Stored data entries

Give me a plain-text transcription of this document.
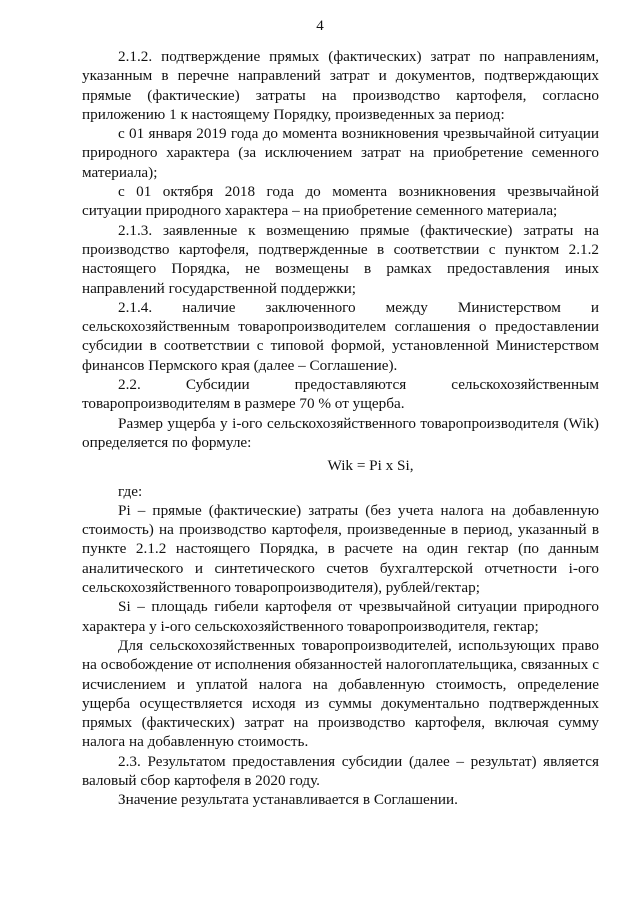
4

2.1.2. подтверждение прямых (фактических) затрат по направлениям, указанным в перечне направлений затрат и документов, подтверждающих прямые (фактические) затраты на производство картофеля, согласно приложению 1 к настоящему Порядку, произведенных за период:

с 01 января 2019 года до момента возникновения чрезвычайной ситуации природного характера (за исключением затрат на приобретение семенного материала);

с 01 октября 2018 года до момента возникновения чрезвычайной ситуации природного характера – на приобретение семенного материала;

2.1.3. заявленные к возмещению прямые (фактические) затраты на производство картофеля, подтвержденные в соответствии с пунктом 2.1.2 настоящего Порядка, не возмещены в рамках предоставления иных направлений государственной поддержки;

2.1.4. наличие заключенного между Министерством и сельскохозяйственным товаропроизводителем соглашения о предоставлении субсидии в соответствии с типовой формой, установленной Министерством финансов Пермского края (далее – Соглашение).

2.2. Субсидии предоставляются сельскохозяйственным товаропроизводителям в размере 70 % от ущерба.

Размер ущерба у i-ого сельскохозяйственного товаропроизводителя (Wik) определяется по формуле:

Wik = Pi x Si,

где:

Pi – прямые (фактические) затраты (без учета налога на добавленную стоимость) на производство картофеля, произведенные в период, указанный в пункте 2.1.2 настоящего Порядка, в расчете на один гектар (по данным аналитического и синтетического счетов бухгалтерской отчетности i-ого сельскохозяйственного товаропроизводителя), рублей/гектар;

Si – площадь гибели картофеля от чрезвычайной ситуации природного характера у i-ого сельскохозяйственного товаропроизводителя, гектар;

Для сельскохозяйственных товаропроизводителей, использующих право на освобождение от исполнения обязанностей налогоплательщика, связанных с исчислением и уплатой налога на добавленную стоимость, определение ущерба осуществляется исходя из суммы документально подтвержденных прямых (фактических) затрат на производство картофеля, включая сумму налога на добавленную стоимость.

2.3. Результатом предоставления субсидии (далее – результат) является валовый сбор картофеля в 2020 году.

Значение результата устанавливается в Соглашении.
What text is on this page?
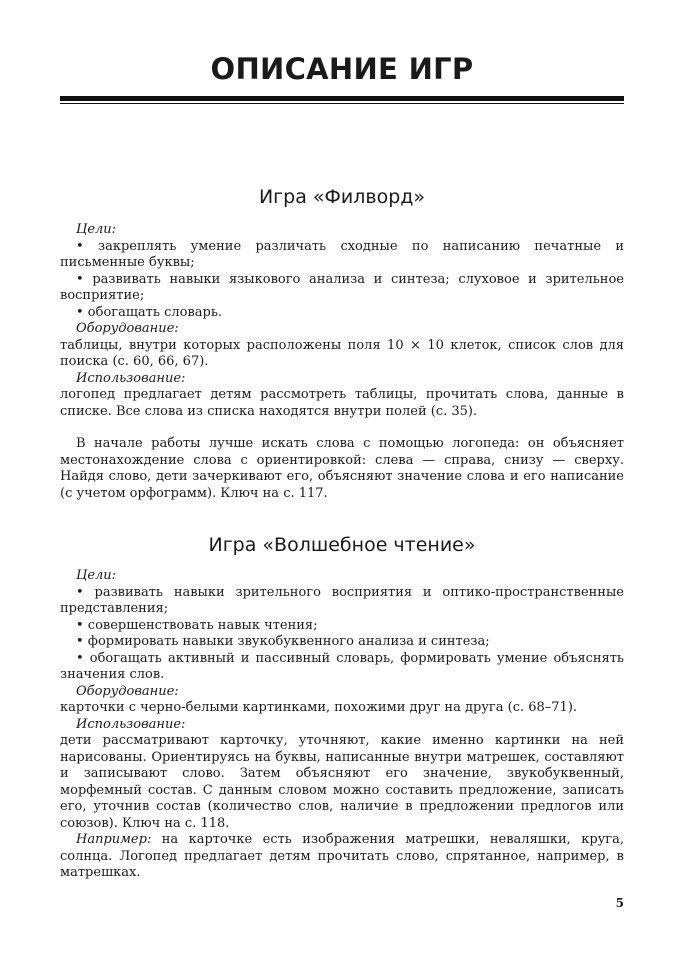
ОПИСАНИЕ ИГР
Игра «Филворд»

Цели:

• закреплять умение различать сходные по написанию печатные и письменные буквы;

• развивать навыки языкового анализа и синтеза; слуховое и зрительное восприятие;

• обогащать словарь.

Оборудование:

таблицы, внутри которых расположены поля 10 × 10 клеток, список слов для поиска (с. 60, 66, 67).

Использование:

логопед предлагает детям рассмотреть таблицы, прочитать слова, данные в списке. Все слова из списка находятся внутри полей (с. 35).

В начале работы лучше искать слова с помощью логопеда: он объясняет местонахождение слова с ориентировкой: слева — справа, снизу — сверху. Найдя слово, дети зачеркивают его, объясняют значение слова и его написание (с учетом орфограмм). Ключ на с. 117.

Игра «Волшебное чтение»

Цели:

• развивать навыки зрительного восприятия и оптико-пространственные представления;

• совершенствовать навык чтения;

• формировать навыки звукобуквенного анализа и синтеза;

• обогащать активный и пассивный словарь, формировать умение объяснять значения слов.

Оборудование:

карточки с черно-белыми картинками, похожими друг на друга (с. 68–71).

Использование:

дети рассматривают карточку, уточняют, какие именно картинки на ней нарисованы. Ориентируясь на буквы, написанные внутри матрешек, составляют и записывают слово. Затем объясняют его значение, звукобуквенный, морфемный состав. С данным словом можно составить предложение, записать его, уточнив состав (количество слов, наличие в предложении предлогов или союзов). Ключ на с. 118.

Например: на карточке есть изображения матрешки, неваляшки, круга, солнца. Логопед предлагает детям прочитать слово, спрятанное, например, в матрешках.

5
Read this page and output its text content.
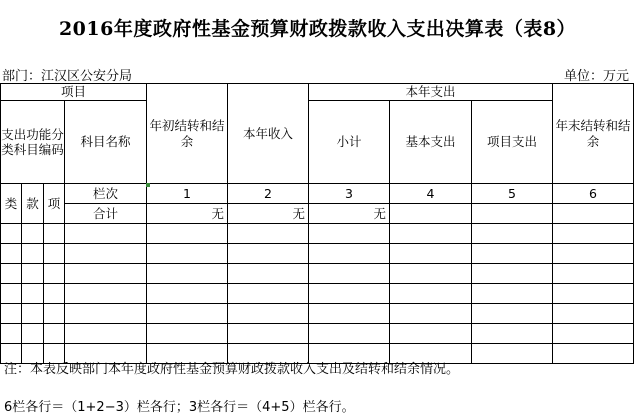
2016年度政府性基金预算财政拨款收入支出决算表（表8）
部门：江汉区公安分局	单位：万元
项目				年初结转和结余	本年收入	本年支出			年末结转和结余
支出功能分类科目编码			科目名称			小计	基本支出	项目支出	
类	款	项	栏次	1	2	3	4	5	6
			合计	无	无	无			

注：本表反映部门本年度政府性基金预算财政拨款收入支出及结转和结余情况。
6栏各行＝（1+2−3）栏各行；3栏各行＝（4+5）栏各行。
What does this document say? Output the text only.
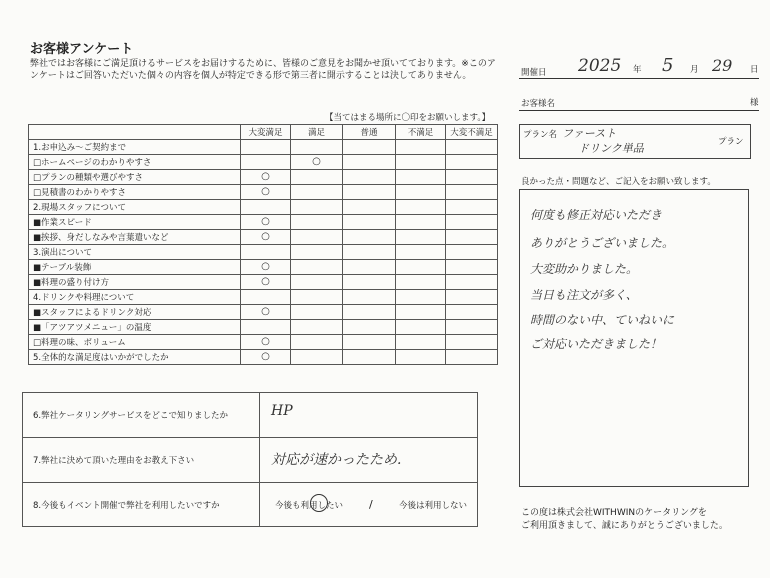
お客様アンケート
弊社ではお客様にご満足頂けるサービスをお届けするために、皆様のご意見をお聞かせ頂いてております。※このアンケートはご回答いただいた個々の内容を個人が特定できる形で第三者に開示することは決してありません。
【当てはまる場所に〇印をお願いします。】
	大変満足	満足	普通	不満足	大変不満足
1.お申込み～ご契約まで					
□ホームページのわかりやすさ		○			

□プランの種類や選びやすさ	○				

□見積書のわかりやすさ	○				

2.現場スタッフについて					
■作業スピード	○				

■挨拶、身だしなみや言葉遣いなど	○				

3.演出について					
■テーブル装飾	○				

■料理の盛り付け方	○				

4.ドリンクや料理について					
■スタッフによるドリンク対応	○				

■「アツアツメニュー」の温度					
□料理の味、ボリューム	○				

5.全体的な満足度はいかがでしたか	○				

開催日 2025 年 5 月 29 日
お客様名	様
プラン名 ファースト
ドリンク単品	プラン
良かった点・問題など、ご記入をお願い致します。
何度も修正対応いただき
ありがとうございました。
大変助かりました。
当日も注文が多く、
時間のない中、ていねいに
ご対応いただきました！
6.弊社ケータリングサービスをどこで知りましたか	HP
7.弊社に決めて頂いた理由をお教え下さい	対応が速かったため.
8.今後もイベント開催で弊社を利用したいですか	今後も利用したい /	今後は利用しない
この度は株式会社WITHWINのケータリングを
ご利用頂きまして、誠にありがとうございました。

» Task prompt
Beginning at the line that contains "Read this page and output its text content.", retype each line of the data above through the very last one. Do not retype the pictures.

» Finished task
Read this page and output its text content.
2016年度政府性基金预算财政拨款收入支出决算表（表8）
部门：江汉区公安分局	单位：万元
项目				年初结转和结余	本年收入	本年支出			年末结转和结余
支出功能分类科目编码			科目名称			小计	基本支出	项目支出	
类	款	项	栏次	1	2	3	4	5	6
			合计	无	无	无			

注：本表反映部门本年度政府性基金预算财政拨款收入支出及结转和结余情况。
6栏各行＝（1+2−3）栏各行；3栏各行＝（4+5）栏各行。
What does this document say? Output the text only.
お客様アンケート
弊社ではお客様にご満足頂けるサービスをお届けするために、皆様のご意見をお聞かせ頂いてております。※このアンケートはご回答いただいた個々の内容を個人が特定できる形で第三者に開示することは決してありません。
【当てはまる場所に〇印をお願いします。】
	大変満足	満足	普通	不満足	大変不満足
1.お申込み～ご契約まで					
□ホームページのわかりやすさ		○			

□プランの種類や選びやすさ	○				

□見積書のわかりやすさ	○				

2.現場スタッフについて					
■作業スピード	○				

■挨拶、身だしなみや言葉遣いなど	○				

3.演出について					
■テーブル装飾	○				

■料理の盛り付け方	○				

4.ドリンクや料理について					
■スタッフによるドリンク対応	○				

■「アツアツメニュー」の温度					
□料理の味、ボリューム	○				

5.全体的な満足度はいかがでしたか	○				

開催日 2025 年 5 月 29 日
お客様名	様
プラン名 ファースト
ドリンク単品	プラン
良かった点・問題など、ご記入をお願い致します。
何度も修正対応いただき
ありがとうございました。
大変助かりました。
当日も注文が多く、
時間のない中、ていねいに
ご対応いただきました！
6.弊社ケータリングサービスをどこで知りましたか	HP
7.弊社に決めて頂いた理由をお教え下さい	対応が速かったため.
8.今後もイベント開催で弊社を利用したいですか	今後も利用したい /	今後は利用しない
この度は株式会社WITHWINのケータリングを
ご利用頂きまして、誠にありがとうございました。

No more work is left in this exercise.